# [Task to complete]
Wherever the string "with" shows up in a line, count that line. Give the total alone.

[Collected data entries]
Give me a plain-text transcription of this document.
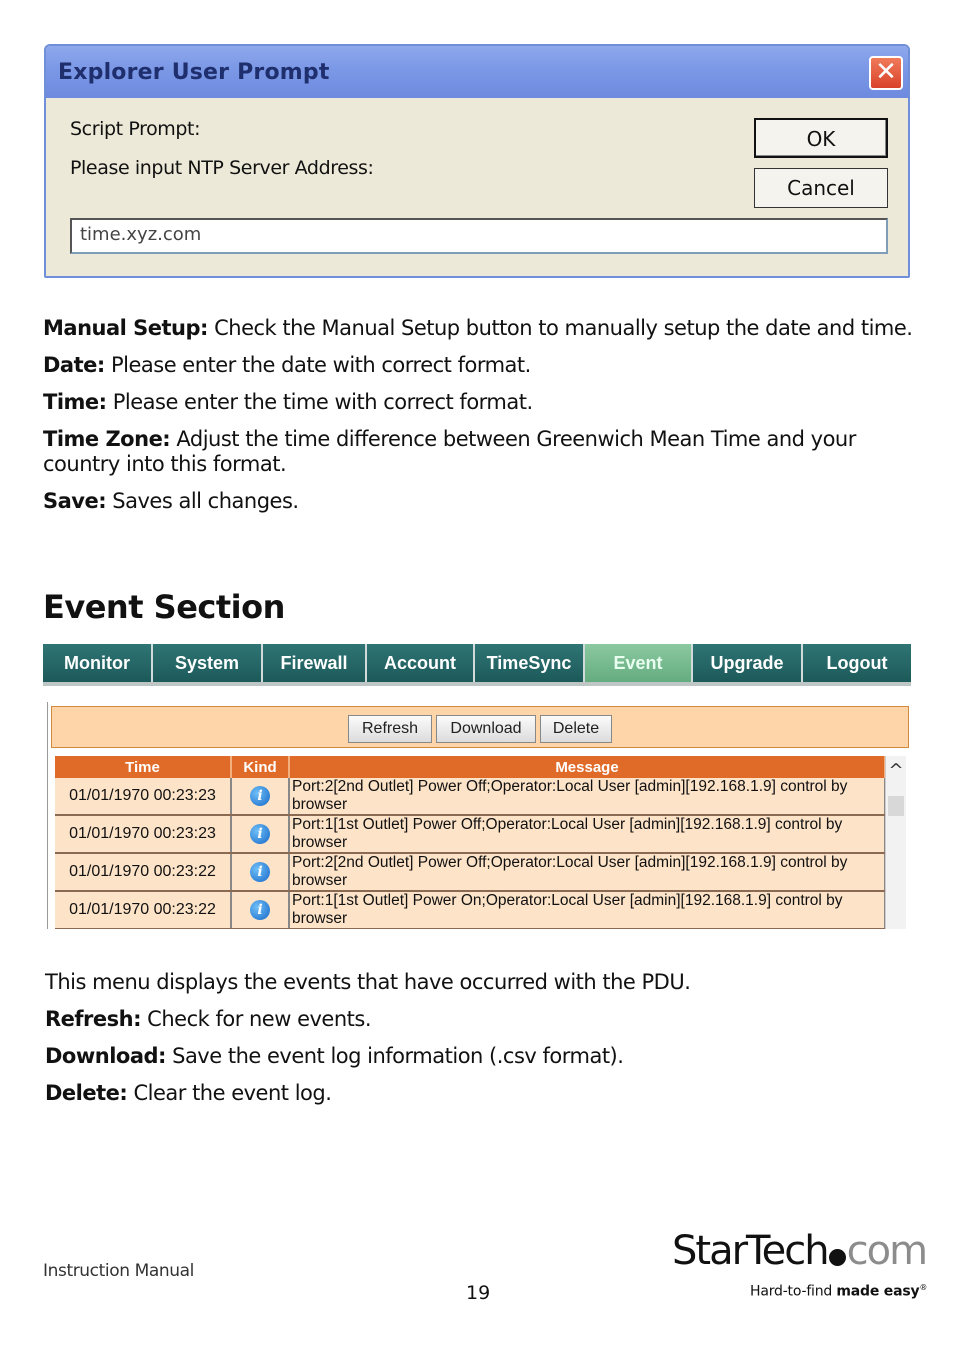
Explorer User Prompt	✕
Script Prompt:
Please input NTP Server Address:
OK
Cancel
time.xyz.com
Manual Setup: Check the Manual Setup button to manually setup the date and time.
Date: Please enter the date with correct format.
Time: Please enter the time with correct format.
Time Zone: Adjust the time difference between Greenwich Mean Time and your country into this format.
Save: Saves all changes.
Event Section
Monitor	System	Firewall	Account	TimeSync	Event	Upgrade	Logout
Refresh	Download	Delete
Time	Kind	Message
01/01/1970 00:23:23	i	Port:2[2nd Outlet] Power Off;Operator:Local User [admin][192.168.1.9] control by browser
01/01/1970 00:23:23	i	Port:1[1st Outlet] Power Off;Operator:Local User [admin][192.168.1.9] control by browser
01/01/1970 00:23:22	i	Port:2[2nd Outlet] Power Off;Operator:Local User [admin][192.168.1.9] control by browser
01/01/1970 00:23:22	i	Port:1[1st Outlet] Power On;Operator:Local User [admin][192.168.1.9] control by browser
^
This menu displays the events that have occurred with the PDU.
Refresh: Check for new events.
Download: Save the event log information (.csv format).
Delete: Clear the event log.
Instruction Manual
19
StarTech com
Hard-to-find made easy®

# [Output]
3